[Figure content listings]

<<<<

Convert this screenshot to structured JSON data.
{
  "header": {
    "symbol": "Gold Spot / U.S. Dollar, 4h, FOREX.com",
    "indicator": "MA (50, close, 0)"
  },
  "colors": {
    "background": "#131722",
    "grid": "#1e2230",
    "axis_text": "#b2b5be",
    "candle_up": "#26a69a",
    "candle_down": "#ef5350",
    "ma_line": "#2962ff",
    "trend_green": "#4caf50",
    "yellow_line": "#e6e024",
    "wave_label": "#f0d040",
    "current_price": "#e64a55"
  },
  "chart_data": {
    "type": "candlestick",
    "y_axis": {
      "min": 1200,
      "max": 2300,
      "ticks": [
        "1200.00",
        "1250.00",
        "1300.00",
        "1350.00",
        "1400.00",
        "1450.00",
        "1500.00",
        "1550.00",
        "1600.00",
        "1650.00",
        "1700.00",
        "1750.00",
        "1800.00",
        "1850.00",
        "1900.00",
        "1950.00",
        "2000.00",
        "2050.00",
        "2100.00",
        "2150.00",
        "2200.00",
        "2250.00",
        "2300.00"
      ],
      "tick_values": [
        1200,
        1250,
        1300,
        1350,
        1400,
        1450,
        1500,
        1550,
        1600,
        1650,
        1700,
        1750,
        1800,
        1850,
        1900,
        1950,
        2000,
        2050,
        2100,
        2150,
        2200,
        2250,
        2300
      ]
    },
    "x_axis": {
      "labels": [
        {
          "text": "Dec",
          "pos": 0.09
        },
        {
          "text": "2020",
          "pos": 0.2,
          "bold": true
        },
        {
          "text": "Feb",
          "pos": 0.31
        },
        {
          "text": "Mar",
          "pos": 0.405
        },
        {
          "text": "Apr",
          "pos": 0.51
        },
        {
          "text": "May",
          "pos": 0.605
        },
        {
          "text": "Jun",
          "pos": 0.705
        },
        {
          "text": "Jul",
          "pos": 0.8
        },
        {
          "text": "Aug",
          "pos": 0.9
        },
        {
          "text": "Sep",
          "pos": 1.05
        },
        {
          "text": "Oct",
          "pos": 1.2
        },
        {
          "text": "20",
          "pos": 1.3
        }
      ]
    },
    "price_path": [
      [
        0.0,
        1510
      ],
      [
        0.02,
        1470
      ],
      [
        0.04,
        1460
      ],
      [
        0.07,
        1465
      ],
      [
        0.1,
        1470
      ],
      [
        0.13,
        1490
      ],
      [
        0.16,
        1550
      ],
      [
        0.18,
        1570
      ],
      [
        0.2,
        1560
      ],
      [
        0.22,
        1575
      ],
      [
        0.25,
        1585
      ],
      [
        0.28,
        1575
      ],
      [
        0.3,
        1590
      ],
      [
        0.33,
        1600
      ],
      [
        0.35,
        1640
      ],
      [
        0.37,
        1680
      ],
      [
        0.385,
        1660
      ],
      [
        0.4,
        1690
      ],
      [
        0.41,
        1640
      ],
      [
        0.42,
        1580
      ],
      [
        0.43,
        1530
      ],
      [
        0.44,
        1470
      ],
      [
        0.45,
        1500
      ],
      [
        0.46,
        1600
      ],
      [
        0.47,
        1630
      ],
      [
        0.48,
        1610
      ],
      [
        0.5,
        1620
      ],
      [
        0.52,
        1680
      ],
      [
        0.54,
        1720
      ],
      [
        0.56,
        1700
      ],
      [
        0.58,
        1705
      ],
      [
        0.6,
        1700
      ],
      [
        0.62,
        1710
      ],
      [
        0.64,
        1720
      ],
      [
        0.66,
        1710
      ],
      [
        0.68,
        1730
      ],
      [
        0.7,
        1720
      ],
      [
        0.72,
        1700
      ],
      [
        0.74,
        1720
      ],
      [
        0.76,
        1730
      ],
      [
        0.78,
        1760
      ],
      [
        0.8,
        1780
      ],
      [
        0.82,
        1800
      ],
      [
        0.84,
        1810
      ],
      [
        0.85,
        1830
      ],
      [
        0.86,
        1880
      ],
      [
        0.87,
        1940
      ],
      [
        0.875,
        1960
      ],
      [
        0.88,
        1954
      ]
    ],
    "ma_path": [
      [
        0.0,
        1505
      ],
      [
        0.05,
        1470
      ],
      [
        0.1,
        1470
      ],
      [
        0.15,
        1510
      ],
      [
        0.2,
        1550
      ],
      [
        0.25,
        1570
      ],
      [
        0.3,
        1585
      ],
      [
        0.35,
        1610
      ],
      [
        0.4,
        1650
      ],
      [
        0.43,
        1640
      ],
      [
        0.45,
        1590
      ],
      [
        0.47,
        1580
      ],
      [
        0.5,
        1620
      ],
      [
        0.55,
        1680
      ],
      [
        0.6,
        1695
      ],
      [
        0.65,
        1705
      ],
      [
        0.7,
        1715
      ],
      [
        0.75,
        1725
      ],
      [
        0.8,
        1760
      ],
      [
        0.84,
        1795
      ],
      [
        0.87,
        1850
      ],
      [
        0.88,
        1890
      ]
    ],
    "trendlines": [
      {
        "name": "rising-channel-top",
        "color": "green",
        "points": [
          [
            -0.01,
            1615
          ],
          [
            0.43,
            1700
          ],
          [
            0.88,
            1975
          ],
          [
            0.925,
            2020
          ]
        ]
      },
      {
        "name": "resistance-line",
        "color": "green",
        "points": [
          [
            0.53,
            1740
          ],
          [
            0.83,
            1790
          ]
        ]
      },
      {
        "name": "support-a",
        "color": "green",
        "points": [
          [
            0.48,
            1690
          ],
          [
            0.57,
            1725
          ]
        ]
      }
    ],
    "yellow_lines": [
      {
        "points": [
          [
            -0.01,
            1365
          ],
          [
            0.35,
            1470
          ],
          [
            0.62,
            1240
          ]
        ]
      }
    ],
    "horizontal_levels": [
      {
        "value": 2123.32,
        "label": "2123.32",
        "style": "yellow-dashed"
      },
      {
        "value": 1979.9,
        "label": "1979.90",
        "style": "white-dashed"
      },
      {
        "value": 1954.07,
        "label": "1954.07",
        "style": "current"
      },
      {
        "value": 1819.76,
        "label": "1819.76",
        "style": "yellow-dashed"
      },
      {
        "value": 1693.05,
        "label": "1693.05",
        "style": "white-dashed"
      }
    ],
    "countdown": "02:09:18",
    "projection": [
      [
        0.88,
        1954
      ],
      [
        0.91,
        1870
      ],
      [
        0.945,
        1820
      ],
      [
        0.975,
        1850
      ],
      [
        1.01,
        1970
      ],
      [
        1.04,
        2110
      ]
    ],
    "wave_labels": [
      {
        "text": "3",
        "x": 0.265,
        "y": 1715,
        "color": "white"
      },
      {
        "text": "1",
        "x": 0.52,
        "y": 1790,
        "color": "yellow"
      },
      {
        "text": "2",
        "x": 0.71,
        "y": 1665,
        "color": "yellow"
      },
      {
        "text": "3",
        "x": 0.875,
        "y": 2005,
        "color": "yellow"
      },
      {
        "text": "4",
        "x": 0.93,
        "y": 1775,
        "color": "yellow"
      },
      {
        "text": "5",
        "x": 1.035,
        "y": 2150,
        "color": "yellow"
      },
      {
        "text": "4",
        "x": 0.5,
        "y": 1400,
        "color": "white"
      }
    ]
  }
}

>>>>

Task to complete. Using the entries above, return each line in which the word "name" occurs.

The result.
        "name": "rising-channel-top",
        "name": "resistance-line",
        "name": "support-a",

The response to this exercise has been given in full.